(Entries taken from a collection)

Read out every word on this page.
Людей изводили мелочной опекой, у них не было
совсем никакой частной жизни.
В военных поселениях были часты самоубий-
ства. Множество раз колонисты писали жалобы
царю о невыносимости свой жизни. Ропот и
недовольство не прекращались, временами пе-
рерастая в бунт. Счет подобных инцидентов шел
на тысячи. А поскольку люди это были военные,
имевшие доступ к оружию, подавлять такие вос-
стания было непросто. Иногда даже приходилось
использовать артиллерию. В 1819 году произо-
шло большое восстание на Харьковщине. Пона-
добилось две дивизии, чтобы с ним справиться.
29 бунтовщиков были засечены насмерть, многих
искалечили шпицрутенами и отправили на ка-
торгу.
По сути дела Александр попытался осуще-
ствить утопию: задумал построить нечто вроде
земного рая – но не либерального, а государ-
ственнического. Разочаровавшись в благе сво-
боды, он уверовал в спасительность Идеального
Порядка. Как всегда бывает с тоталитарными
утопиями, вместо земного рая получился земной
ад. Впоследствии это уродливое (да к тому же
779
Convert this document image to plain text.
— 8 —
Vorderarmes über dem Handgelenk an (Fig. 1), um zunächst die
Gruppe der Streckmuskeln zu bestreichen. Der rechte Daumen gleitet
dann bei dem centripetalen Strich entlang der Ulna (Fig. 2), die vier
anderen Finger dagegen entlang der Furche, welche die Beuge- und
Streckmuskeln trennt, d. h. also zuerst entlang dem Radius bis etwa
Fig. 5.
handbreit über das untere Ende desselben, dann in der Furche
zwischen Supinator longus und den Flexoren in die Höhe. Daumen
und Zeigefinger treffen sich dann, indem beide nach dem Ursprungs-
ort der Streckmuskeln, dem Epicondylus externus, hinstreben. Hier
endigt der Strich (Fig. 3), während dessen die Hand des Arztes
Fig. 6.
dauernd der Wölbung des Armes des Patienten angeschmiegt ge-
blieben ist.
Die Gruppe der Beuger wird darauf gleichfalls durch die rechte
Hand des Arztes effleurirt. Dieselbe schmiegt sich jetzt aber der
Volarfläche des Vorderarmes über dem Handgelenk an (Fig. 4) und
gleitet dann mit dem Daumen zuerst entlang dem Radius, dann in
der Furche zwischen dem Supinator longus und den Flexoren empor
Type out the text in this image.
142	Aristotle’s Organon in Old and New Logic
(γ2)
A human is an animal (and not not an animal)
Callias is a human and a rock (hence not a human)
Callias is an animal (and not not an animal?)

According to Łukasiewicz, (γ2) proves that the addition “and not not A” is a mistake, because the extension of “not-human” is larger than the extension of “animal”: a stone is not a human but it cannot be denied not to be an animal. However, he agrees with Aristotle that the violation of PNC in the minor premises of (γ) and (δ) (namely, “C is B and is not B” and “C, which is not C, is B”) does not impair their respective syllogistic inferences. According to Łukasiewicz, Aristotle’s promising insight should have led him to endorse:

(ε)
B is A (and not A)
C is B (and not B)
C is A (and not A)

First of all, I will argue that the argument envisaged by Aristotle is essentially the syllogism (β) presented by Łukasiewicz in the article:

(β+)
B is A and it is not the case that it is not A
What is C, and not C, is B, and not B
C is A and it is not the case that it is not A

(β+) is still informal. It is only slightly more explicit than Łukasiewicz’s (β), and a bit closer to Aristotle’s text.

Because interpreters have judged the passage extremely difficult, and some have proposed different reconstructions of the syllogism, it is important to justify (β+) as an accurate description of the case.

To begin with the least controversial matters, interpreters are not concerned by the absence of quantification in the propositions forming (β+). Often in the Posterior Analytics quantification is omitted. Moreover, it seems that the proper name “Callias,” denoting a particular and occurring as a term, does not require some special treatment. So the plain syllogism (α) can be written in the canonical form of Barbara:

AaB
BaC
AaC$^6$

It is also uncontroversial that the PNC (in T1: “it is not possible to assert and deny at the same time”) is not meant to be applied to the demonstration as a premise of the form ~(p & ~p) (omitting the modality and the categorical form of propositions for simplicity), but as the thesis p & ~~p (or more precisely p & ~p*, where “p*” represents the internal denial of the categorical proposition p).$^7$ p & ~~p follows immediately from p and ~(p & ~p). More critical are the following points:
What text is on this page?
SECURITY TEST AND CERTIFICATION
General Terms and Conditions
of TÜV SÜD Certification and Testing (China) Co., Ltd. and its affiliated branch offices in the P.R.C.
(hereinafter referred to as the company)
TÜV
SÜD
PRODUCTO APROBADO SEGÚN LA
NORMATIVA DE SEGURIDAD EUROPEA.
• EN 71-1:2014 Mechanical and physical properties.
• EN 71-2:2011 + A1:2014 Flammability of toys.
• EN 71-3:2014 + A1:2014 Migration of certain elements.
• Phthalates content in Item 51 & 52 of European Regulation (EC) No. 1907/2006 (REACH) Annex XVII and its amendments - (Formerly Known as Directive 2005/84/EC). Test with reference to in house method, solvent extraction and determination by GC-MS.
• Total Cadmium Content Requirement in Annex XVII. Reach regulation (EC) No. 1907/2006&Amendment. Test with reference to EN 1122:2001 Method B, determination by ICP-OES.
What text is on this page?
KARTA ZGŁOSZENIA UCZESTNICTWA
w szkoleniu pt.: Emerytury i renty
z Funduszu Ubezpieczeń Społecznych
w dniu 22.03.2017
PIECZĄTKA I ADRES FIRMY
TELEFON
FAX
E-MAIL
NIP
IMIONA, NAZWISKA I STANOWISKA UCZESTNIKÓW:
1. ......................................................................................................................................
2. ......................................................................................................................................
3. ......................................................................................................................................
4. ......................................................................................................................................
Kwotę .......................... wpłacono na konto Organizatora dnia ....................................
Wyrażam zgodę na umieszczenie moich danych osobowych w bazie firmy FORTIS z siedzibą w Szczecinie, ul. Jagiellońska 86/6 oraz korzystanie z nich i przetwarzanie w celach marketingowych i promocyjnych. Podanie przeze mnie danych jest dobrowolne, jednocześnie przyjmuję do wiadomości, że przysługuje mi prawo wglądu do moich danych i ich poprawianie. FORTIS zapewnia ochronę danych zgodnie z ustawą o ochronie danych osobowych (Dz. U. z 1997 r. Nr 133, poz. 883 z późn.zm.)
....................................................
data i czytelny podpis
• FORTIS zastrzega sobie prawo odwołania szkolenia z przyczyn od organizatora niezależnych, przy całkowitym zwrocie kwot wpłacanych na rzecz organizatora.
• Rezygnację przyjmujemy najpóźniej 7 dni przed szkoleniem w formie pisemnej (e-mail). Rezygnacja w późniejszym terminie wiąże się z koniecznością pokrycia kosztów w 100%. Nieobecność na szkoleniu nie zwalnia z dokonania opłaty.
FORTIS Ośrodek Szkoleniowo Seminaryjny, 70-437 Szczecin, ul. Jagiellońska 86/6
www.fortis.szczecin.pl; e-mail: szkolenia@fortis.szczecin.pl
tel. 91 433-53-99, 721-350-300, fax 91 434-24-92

WORK TO COMPLETE: Give only the number of lines in the entries above that hold the string "sich".

THE REPLY: 2